━━━━━ STORED DATA

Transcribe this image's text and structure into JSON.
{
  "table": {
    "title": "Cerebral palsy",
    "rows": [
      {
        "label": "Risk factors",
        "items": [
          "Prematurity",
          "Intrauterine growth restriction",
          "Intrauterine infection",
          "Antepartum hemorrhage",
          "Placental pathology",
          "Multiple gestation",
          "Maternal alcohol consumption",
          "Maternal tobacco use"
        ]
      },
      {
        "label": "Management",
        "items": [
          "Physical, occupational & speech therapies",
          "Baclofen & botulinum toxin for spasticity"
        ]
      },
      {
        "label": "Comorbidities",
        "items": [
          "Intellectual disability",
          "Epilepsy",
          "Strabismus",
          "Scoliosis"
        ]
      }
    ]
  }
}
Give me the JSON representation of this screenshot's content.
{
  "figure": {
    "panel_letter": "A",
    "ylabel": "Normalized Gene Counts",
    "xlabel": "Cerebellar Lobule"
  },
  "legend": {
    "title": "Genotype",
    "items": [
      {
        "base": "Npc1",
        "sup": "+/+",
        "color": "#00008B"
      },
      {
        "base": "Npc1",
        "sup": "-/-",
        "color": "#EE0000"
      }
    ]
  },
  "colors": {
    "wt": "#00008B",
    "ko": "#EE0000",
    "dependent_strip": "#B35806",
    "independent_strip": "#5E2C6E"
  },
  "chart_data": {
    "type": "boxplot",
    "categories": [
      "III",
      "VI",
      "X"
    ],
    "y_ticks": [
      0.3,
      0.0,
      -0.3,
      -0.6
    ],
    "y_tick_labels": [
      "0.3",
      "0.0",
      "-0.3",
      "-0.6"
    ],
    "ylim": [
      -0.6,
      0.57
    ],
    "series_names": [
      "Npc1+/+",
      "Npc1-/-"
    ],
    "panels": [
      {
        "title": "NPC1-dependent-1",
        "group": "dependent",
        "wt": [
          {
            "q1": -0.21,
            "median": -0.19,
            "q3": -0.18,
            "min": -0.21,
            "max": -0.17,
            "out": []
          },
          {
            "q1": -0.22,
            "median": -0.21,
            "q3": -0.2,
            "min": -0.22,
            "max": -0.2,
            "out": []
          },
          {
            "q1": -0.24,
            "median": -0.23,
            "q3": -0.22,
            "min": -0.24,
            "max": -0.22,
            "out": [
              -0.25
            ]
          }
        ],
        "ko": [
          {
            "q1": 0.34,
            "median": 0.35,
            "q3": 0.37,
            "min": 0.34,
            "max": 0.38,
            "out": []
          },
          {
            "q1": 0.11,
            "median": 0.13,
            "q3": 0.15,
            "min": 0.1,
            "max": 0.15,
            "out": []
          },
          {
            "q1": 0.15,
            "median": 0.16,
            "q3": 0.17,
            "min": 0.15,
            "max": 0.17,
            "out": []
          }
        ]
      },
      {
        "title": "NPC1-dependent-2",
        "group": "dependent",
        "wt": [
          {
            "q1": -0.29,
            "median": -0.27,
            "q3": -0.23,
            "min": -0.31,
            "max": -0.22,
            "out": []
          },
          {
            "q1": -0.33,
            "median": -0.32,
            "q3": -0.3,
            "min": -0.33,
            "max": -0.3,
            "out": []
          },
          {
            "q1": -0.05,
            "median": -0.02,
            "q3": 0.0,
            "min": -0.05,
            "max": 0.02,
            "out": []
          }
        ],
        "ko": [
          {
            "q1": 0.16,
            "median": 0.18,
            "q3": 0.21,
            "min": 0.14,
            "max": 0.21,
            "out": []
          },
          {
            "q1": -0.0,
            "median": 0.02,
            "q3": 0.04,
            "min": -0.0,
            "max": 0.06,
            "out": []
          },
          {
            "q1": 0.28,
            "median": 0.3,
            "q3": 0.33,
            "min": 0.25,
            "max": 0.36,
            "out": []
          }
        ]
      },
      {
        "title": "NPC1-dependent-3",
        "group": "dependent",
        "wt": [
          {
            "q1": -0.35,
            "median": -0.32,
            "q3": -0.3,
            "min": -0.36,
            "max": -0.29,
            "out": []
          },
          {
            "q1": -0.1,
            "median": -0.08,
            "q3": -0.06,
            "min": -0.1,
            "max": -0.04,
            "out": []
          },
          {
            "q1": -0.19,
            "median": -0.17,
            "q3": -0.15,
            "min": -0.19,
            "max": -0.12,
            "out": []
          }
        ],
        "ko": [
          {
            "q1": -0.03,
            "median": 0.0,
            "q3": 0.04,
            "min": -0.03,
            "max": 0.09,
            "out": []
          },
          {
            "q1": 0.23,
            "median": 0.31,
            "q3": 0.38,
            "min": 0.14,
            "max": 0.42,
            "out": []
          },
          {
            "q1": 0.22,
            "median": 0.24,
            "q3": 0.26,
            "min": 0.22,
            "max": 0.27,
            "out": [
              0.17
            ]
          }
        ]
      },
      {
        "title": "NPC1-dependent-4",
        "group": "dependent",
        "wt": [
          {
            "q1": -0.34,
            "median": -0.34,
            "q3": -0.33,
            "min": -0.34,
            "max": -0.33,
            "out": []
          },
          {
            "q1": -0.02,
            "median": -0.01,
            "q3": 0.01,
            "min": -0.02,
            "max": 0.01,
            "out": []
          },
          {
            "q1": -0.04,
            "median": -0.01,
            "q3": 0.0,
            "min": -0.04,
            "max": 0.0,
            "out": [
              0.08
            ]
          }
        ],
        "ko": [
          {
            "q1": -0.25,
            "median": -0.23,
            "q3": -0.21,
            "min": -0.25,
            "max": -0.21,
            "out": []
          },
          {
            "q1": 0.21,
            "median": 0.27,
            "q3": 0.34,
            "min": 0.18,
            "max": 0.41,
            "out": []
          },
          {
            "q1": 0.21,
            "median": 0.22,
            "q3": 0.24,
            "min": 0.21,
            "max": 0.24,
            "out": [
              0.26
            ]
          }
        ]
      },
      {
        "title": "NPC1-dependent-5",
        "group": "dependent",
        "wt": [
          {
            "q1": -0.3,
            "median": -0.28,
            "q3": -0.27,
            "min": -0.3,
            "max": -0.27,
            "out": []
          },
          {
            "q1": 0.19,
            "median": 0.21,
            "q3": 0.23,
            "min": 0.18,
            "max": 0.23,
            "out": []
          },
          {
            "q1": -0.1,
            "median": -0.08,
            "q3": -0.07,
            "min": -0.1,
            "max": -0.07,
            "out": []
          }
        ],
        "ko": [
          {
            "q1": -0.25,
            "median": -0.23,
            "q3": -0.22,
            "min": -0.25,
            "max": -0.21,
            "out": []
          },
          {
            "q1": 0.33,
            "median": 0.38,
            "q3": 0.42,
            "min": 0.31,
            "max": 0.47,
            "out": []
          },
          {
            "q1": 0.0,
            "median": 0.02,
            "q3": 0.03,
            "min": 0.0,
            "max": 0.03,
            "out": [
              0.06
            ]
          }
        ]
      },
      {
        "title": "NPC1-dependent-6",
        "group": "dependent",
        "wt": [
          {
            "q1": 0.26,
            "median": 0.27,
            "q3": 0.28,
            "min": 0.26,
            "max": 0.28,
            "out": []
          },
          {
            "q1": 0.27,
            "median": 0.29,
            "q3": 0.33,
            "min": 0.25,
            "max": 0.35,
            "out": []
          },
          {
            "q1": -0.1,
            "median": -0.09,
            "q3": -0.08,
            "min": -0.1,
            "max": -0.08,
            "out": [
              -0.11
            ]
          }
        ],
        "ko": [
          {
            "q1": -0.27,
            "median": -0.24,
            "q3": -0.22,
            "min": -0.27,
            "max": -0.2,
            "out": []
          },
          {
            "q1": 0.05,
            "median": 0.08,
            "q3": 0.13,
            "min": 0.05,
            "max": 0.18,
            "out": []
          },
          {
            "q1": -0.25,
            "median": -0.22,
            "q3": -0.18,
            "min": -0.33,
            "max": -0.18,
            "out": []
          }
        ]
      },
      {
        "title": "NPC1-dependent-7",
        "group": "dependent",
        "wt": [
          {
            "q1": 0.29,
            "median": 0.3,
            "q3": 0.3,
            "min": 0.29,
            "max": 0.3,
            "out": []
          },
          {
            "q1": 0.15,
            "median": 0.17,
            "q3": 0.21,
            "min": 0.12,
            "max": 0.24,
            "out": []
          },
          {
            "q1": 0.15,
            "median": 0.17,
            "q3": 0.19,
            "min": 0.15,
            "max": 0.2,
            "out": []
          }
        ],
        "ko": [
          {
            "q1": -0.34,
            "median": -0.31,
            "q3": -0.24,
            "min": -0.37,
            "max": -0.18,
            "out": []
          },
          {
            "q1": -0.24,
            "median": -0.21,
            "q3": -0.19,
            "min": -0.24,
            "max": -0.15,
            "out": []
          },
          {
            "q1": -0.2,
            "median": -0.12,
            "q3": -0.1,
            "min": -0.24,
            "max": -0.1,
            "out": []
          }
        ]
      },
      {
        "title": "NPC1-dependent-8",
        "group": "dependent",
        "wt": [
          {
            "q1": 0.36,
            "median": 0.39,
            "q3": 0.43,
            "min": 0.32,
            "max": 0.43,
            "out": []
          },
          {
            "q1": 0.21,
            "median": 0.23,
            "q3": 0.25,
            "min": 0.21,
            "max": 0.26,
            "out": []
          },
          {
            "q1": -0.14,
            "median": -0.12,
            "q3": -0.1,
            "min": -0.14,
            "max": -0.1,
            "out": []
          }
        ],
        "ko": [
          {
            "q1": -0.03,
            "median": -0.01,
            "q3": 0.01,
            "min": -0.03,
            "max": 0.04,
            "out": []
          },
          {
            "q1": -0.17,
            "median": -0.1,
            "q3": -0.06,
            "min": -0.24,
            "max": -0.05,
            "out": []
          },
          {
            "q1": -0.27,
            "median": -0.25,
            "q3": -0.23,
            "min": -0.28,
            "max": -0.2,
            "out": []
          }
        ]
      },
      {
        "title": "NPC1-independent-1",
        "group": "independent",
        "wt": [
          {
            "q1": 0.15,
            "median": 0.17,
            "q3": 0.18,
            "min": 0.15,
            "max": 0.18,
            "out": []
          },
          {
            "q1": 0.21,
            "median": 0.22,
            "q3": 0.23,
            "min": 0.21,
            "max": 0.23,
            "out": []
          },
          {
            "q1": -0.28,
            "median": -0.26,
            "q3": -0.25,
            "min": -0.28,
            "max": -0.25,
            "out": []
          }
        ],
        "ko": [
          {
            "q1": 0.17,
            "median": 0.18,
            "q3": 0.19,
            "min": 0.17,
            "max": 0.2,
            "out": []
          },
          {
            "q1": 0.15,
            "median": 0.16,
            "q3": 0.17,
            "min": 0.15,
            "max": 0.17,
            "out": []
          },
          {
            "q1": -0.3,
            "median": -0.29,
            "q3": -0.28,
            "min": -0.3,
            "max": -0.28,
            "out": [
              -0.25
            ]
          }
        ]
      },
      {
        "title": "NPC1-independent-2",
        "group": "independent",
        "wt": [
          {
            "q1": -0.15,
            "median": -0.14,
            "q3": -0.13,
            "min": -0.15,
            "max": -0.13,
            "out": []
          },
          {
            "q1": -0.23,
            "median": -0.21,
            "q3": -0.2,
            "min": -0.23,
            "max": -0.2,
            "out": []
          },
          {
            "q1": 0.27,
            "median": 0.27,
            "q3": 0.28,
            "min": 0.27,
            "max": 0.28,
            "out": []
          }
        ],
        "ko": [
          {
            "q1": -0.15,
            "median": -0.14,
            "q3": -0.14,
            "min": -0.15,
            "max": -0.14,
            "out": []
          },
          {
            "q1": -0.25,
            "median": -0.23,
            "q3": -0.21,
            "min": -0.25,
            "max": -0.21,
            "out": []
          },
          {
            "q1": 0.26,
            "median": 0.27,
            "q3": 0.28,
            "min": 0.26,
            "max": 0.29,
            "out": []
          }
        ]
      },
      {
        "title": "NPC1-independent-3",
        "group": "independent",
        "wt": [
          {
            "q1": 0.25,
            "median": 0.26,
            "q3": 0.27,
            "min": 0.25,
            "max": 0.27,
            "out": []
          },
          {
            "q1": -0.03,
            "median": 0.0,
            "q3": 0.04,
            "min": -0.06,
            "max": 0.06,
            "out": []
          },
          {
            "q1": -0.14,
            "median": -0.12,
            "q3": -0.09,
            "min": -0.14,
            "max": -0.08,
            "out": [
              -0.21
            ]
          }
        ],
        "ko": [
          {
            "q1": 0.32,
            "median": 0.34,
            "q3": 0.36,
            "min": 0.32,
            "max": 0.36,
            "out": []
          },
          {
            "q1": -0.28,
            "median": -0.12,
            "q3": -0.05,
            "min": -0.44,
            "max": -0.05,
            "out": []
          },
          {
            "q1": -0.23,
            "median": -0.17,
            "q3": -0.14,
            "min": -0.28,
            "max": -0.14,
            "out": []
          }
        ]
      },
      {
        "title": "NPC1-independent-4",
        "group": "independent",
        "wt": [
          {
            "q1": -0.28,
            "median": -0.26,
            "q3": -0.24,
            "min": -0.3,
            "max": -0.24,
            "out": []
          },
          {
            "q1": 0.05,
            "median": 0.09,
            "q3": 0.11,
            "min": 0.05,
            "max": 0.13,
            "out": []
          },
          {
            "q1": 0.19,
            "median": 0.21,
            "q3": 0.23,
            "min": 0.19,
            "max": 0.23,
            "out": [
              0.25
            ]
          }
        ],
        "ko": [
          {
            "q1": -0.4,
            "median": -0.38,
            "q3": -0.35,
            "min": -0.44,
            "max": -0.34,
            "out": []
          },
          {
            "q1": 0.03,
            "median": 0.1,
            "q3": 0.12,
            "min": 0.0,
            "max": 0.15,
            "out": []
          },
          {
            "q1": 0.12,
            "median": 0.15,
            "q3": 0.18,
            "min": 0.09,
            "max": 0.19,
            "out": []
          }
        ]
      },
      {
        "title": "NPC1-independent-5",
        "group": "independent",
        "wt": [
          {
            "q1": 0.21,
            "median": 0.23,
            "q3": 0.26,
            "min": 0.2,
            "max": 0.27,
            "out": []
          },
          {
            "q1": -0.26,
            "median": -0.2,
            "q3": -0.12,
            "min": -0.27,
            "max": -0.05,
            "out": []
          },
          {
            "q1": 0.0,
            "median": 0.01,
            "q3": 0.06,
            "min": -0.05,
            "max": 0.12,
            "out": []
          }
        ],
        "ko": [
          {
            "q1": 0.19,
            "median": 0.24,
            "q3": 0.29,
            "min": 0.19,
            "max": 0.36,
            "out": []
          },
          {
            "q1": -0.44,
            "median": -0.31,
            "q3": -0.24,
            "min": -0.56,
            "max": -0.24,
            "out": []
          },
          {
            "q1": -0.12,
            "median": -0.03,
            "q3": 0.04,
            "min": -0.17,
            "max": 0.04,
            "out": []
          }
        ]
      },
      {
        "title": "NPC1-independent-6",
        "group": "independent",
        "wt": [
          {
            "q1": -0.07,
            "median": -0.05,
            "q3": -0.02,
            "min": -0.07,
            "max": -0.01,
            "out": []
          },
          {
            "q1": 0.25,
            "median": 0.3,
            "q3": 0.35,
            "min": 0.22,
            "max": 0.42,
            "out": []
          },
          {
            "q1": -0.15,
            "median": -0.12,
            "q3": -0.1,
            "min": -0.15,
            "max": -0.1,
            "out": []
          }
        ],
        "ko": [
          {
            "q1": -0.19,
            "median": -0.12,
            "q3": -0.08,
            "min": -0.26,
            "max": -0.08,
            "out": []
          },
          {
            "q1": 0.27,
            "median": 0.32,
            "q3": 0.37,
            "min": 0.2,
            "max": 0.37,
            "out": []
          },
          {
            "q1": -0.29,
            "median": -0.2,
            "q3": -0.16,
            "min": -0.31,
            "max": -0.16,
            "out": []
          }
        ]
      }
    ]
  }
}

━━━━━━━━━━

WHAT YOU HAVE TO DO: What lines in the data above contain the word "JSON"? Show them all.

REPLY:
Transcribe this image's text and structure into JSON.
Give me the JSON representation of this screenshot's content.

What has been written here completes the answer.